* [EXERCISE AIM] Show each line from the listing that includes the word "estaba".

* [RAW RECORDS]
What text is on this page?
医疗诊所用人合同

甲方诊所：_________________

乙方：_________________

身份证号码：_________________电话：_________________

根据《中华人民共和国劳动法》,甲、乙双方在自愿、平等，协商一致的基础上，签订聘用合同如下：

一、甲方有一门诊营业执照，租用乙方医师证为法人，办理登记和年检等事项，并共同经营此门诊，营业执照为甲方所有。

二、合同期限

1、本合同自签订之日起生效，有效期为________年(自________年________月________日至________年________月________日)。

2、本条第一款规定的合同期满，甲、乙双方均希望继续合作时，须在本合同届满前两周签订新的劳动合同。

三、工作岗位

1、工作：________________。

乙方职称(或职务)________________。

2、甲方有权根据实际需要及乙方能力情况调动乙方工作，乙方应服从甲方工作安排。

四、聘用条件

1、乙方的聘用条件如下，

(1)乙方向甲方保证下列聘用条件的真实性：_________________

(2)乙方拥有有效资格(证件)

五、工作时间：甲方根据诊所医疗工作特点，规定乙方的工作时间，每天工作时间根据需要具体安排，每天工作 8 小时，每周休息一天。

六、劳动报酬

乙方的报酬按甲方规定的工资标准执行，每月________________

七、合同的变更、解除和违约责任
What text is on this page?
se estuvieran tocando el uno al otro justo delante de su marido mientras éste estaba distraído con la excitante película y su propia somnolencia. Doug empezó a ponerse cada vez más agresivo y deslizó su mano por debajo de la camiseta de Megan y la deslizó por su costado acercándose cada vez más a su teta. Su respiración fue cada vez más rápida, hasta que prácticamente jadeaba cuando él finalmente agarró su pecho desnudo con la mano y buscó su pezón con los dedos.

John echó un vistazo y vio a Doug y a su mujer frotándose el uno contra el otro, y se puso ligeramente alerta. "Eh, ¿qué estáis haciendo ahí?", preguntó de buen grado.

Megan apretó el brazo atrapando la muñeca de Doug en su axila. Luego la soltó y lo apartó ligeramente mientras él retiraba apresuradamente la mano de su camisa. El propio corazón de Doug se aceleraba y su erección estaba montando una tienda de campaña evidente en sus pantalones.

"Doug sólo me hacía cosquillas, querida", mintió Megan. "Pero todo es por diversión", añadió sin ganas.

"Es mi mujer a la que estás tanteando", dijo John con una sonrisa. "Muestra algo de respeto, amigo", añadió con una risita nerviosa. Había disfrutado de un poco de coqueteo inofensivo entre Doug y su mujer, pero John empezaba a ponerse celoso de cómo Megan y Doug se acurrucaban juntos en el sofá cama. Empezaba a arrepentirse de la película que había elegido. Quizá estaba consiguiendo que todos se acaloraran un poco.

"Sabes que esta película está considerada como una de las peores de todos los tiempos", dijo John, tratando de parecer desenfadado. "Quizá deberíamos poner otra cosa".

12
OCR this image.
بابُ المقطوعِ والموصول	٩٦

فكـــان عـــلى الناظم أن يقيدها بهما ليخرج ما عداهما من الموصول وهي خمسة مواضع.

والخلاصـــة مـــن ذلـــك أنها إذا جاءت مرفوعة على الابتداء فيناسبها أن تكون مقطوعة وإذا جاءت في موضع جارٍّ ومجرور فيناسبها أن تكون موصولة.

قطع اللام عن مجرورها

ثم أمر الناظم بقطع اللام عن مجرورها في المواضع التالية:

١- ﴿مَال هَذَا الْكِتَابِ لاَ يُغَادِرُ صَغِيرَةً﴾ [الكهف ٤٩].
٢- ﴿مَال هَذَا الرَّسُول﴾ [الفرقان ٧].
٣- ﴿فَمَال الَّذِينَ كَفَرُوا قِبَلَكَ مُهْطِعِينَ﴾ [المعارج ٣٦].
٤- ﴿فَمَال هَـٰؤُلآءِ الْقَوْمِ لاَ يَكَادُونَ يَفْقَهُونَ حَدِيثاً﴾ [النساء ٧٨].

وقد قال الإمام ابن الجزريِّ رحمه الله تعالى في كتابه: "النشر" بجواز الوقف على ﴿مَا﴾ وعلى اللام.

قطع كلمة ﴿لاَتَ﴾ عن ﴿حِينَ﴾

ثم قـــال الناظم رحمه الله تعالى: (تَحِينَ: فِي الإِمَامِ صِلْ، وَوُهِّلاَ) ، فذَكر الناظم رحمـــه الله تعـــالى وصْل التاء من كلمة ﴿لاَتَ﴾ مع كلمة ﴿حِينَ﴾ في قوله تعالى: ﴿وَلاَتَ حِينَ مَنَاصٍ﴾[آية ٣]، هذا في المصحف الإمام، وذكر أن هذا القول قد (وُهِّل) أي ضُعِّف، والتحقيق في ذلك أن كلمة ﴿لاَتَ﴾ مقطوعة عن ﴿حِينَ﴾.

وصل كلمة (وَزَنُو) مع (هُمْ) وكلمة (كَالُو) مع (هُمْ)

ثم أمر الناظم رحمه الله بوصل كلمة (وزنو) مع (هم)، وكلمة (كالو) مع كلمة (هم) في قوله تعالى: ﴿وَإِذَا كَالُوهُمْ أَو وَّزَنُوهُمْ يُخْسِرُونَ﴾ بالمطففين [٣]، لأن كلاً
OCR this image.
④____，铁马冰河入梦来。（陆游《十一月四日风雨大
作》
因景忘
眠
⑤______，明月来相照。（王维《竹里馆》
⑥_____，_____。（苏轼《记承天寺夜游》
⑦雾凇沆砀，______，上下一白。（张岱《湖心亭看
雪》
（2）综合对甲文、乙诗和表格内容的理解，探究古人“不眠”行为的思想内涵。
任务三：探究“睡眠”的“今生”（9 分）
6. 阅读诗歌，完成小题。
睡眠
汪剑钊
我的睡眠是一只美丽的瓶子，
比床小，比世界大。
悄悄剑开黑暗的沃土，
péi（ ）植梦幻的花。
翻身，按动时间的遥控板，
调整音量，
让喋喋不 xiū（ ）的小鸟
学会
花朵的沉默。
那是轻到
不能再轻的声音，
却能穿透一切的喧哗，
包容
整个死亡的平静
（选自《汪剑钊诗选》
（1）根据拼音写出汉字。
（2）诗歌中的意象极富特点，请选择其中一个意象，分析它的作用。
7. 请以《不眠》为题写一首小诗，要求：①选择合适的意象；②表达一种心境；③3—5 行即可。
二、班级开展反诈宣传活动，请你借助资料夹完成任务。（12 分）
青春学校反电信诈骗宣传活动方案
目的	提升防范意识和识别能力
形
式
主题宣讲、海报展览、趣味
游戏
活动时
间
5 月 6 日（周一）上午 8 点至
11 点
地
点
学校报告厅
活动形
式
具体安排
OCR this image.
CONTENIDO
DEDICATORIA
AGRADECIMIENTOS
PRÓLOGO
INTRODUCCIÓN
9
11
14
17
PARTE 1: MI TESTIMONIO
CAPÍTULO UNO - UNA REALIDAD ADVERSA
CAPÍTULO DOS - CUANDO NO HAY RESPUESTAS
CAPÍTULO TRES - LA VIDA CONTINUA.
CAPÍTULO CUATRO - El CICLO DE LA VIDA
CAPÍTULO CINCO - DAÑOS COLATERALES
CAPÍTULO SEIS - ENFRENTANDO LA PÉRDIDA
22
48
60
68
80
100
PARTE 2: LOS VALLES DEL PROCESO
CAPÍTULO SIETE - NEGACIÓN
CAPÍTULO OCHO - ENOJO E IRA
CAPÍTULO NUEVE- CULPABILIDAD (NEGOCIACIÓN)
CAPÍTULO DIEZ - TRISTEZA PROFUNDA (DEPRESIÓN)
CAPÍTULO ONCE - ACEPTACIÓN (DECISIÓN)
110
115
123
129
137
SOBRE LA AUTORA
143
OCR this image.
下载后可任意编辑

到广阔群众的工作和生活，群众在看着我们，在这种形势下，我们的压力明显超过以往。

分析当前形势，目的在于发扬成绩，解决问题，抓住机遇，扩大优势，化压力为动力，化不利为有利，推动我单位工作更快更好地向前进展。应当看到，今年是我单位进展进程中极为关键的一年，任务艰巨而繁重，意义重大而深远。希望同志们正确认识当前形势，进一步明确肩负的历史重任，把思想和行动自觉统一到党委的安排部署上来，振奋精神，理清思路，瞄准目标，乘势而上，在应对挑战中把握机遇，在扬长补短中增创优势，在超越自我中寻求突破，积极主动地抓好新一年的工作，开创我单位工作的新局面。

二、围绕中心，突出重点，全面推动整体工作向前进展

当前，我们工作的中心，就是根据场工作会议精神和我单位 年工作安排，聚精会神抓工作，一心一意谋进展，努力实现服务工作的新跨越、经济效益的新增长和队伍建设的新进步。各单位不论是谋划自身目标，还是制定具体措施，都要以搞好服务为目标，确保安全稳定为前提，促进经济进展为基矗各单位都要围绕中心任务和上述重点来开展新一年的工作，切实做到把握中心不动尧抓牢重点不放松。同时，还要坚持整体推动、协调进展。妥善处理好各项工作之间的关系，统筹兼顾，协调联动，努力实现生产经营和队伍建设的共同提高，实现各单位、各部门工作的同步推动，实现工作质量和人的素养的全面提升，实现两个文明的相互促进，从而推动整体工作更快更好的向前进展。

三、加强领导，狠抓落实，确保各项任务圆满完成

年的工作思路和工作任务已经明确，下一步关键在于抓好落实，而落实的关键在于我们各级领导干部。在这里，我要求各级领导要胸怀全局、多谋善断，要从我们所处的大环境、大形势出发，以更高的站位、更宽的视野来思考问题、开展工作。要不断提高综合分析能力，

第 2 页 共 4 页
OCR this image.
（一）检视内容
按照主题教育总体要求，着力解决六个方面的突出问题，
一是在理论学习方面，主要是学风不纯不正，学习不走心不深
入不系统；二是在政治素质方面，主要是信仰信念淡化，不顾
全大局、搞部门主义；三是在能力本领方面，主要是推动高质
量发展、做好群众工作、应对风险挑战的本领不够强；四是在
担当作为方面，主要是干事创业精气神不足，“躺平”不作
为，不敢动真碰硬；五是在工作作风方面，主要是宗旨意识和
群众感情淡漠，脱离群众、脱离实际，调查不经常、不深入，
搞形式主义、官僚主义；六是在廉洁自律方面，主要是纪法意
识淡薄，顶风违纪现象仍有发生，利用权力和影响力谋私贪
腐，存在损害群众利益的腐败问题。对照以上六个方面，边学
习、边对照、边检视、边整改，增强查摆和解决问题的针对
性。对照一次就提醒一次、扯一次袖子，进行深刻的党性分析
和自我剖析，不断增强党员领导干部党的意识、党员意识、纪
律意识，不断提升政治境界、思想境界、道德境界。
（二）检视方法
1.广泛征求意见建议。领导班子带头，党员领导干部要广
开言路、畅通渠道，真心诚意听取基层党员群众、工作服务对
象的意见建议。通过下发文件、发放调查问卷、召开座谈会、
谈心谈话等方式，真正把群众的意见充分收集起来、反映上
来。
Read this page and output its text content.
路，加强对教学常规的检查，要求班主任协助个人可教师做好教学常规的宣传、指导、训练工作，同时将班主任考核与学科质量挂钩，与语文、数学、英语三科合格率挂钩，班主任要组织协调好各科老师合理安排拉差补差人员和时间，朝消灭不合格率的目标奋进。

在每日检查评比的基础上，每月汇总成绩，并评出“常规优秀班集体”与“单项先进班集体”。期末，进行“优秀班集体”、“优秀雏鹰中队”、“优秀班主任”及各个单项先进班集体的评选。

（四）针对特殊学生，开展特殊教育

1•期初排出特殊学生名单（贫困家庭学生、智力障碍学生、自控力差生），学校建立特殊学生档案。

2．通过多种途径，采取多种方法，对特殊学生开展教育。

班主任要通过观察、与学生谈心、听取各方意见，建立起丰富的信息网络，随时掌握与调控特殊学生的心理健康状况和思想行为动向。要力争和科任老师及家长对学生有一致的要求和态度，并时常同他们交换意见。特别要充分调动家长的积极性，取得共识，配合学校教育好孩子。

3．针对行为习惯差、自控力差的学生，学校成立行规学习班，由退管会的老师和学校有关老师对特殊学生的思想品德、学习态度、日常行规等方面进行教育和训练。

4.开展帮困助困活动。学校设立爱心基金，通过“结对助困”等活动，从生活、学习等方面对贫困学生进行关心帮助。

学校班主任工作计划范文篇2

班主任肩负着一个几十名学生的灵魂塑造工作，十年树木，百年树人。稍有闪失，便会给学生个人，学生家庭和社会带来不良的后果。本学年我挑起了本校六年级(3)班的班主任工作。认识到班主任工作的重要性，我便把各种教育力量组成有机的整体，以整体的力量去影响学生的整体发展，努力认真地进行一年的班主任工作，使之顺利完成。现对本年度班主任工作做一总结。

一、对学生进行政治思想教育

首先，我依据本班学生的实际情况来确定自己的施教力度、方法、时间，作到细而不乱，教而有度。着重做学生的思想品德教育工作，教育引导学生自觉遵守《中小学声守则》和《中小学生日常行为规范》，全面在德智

* [SOLVED PROBLEM]
se estuvieran tocando el uno al otro justo delante de su marido mientras éste estaba distraído con la excitante película y su propia somnolencia. Doug empezó a ponerse cada vez más agresivo y deslizó su mano por debajo de la camiseta de Megan y la deslizó por su costado acercándose cada vez más a su teta. Su respiración fue cada vez más rápida, hasta que prácticamente jadeaba cuando él finalmente agarró su pecho desnudo con la mano y buscó su pezón con los dedos.
Megan apretó el brazo atrapando la muñeca de Doug en su axila. Luego la soltó y lo apartó ligeramente mientras él retiraba apresuradamente la mano de su camisa. El propio corazón de Doug se aceleraba y su erección estaba montando una tienda de campaña evidente en sus pantalones.
"Es mi mujer a la que estás tanteando", dijo John con una sonrisa. "Muestra algo de respeto, amigo", añadió con una risita nerviosa. Había disfrutado de un poco de coqueteo inofensivo entre Doug y su mujer, pero John empezaba a ponerse celoso de cómo Megan y Doug se acurrucaban juntos en el sofá cama. Empezaba a arrepentirse de la película que había elegido. Quizá estaba consiguiendo que todos se acaloraran un poco.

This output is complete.